* [Task directions]: Using the listing below, please gather every line containing the word "text".

***

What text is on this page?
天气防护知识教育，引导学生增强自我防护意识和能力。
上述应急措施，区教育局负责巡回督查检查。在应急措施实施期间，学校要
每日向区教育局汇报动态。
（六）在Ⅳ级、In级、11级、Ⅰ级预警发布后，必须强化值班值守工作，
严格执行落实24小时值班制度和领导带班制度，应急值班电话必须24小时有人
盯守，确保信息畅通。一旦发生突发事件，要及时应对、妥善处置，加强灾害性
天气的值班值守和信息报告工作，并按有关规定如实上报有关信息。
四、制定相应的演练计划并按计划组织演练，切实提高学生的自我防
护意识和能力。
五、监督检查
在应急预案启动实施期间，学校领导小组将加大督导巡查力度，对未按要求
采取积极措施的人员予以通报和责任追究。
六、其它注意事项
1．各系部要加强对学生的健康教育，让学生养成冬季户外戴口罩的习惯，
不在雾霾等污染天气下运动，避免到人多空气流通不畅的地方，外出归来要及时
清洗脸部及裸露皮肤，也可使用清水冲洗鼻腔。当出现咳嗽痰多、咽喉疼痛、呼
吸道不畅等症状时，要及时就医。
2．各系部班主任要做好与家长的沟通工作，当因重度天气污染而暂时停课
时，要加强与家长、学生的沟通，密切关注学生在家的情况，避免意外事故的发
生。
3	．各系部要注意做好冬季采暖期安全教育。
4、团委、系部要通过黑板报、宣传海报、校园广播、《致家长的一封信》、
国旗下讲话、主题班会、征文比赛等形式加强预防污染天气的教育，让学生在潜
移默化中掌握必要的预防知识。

***

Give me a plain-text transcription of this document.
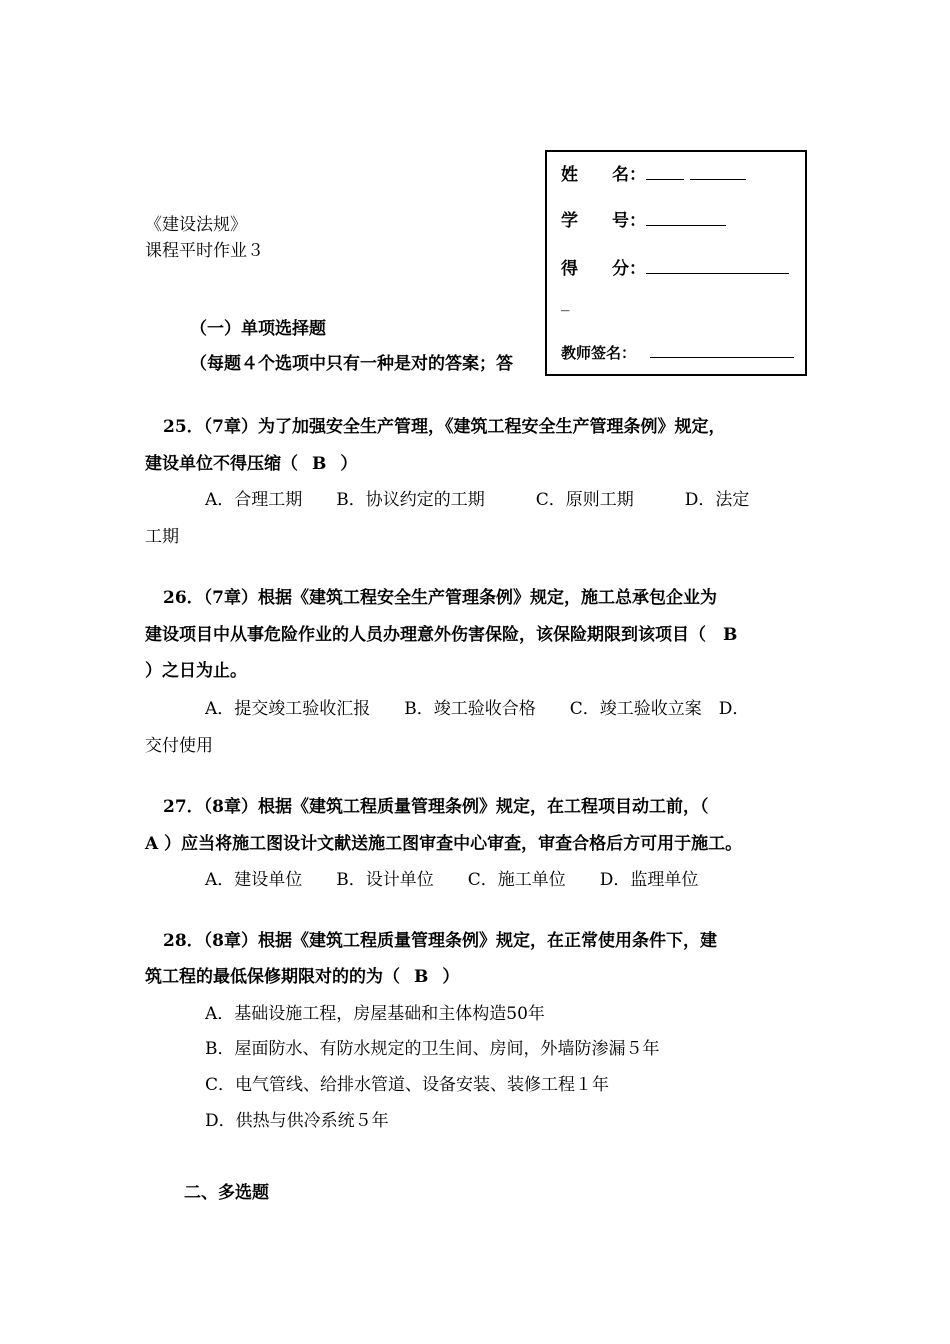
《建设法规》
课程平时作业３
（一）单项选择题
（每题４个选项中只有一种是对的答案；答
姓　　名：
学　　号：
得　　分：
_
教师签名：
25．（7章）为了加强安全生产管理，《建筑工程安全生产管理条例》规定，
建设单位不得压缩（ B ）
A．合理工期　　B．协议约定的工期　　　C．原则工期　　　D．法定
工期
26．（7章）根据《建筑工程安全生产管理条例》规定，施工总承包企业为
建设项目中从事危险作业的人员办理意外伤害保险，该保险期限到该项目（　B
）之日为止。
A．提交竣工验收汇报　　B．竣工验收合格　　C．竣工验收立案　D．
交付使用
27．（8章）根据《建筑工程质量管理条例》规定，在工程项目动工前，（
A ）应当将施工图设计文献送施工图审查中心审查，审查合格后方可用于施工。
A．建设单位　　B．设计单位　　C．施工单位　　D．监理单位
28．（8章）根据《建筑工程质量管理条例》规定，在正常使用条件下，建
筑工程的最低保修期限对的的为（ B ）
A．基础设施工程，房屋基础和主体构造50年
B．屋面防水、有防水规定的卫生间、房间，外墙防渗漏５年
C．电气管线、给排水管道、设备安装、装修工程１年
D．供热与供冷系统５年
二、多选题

***

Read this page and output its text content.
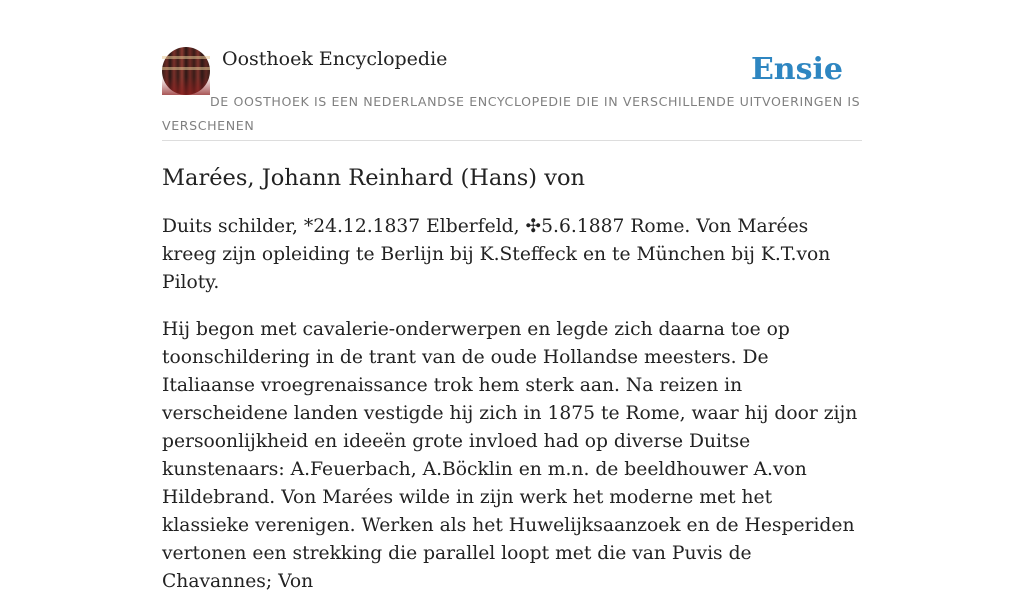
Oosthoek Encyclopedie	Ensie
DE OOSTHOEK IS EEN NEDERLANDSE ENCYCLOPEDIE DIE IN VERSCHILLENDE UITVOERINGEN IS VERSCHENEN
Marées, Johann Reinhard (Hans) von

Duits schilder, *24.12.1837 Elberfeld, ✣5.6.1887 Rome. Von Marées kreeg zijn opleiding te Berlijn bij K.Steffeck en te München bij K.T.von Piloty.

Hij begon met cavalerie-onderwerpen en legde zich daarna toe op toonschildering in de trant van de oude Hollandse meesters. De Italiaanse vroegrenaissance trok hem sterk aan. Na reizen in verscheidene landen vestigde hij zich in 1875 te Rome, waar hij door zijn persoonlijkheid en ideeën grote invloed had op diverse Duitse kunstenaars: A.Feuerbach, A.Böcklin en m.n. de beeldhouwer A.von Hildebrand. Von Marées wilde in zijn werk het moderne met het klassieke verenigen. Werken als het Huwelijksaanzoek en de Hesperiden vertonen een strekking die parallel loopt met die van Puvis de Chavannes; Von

***

* [Response]:
What text is on this page?
Give me a plain-text transcription of this document.
Read this page and output its text content.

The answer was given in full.